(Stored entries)
** START **

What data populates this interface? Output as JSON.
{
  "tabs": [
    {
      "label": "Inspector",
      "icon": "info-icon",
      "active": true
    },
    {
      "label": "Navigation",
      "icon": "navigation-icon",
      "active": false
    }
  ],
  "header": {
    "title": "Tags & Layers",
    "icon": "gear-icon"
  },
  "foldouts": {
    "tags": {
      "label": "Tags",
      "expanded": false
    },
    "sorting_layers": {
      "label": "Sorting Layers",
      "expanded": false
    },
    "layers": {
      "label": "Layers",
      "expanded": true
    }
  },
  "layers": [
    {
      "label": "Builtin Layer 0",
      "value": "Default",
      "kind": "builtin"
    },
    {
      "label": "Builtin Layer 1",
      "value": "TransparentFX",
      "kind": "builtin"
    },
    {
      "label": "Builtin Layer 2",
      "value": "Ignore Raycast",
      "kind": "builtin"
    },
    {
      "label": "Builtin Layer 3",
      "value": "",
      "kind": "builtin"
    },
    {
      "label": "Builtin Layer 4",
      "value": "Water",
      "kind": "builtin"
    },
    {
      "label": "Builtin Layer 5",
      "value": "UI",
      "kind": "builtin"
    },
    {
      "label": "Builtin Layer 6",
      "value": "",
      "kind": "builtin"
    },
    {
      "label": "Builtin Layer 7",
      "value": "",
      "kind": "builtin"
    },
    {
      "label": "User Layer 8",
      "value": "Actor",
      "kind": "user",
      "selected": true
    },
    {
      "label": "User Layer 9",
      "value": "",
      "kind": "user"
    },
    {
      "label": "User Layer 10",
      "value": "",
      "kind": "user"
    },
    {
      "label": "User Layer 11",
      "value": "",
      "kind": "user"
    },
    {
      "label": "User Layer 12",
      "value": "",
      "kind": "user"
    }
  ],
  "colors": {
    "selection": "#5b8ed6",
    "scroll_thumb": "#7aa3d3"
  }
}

** END **

__What is needed__.
Quote all the records. Keep every word exact.

__Response__.
What data populates this interface? Output as JSON.
{
  "tabs": [
    {
      "label": "Inspector",
      "icon": "info-icon",
      "active": true
    },
    {
      "label": "Navigation",
      "icon": "navigation-icon",
      "active": false
    }
  ],
  "header": {
    "title": "Tags & Layers",
    "icon": "gear-icon"
  },
  "foldouts": {
    "tags": {
      "label": "Tags",
      "expanded": false
    },
    "sorting_layers": {
      "label": "Sorting Layers",
      "expanded": false
    },
    "layers": {
      "label": "Layers",
      "expanded": true
    }
  },
  "layers": [
    {
      "label": "Builtin Layer 0",
      "value": "Default",
      "kind": "builtin"
    },
    {
      "label": "Builtin Layer 1",
      "value": "TransparentFX",
      "kind": "builtin"
    },
    {
      "label": "Builtin Layer 2",
      "value": "Ignore Raycast",
      "kind": "builtin"
    },
    {
      "label": "Builtin Layer 3",
      "value": "",
      "kind": "builtin"
    },
    {
      "label": "Builtin Layer 4",
      "value": "Water",
      "kind": "builtin"
    },
    {
      "label": "Builtin Layer 5",
      "value": "UI",
      "kind": "builtin"
    },
    {
      "label": "Builtin Layer 6",
      "value": "",
      "kind": "builtin"
    },
    {
      "label": "Builtin Layer 7",
      "value": "",
      "kind": "builtin"
    },
    {
      "label": "User Layer 8",
      "value": "Actor",
      "kind": "user",
      "selected": true
    },
    {
      "label": "User Layer 9",
      "value": "",
      "kind": "user"
    },
    {
      "label": "User Layer 10",
      "value": "",
      "kind": "user"
    },
    {
      "label": "User Layer 11",
      "value": "",
      "kind": "user"
    },
    {
      "label": "User Layer 12",
      "value": "",
      "kind": "user"
    }
  ],
  "colors": {
    "selection": "#5b8ed6",
    "scroll_thumb": "#7aa3d3"
  }
}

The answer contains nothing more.